Make an exact copy of all the data.

* **Task input**
::::::::

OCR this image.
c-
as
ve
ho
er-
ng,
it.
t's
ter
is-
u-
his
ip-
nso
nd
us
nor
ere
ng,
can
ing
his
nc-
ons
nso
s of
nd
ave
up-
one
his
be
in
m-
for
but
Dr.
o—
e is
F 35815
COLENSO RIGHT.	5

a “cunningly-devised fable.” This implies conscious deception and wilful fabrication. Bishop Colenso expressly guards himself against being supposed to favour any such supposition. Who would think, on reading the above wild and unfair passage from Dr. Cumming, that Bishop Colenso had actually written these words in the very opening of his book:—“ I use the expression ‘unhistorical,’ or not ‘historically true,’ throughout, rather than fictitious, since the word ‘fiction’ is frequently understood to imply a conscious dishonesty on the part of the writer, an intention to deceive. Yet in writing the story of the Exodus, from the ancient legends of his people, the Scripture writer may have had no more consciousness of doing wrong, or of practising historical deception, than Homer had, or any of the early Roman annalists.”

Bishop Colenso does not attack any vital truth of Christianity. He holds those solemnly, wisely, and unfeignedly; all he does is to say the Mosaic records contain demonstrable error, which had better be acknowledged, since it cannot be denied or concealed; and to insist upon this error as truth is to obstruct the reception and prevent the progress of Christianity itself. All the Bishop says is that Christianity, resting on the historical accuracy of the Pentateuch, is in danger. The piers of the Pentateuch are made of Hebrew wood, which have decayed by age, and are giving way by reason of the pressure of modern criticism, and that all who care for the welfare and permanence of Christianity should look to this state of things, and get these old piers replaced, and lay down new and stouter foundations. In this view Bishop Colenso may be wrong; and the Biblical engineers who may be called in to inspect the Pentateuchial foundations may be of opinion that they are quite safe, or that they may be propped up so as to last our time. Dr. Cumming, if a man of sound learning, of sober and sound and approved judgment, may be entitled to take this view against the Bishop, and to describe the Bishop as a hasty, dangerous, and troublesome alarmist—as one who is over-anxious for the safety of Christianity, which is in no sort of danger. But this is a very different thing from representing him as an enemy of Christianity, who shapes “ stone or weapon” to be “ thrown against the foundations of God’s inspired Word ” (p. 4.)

::::::::

* **Task response**
OCR this image.
c-
as
ve
ho
er-
ng,
it.
t's
ter
is-
u-
his
ip-
nso
nd
us
nor
ere
ng,
can
ing
his
nc-
ons
nso
s of
nd
ave
up-
one
his
be
in
m-
for
but
Dr.
o—
e is
F 35815
COLENSO RIGHT.	5

a “cunningly-devised fable.” This implies conscious deception and wilful fabrication. Bishop Colenso expressly guards himself against being supposed to favour any such supposition. Who would think, on reading the above wild and unfair passage from Dr. Cumming, that Bishop Colenso had actually written these words in the very opening of his book:—“ I use the expression ‘unhistorical,’ or not ‘historically true,’ throughout, rather than fictitious, since the word ‘fiction’ is frequently understood to imply a conscious dishonesty on the part of the writer, an intention to deceive. Yet in writing the story of the Exodus, from the ancient legends of his people, the Scripture writer may have had no more consciousness of doing wrong, or of practising historical deception, than Homer had, or any of the early Roman annalists.”

Bishop Colenso does not attack any vital truth of Christianity. He holds those solemnly, wisely, and unfeignedly; all he does is to say the Mosaic records contain demonstrable error, which had better be acknowledged, since it cannot be denied or concealed; and to insist upon this error as truth is to obstruct the reception and prevent the progress of Christianity itself. All the Bishop says is that Christianity, resting on the historical accuracy of the Pentateuch, is in danger. The piers of the Pentateuch are made of Hebrew wood, which have decayed by age, and are giving way by reason of the pressure of modern criticism, and that all who care for the welfare and permanence of Christianity should look to this state of things, and get these old piers replaced, and lay down new and stouter foundations. In this view Bishop Colenso may be wrong; and the Biblical engineers who may be called in to inspect the Pentateuchial foundations may be of opinion that they are quite safe, or that they may be propped up so as to last our time. Dr. Cumming, if a man of sound learning, of sober and sound and approved judgment, may be entitled to take this view against the Bishop, and to describe the Bishop as a hasty, dangerous, and troublesome alarmist—as one who is over-anxious for the safety of Christianity, which is in no sort of danger. But this is a very different thing from representing him as an enemy of Christianity, who shapes “ stone or weapon” to be “ thrown against the foundations of God’s inspired Word ” (p. 4.)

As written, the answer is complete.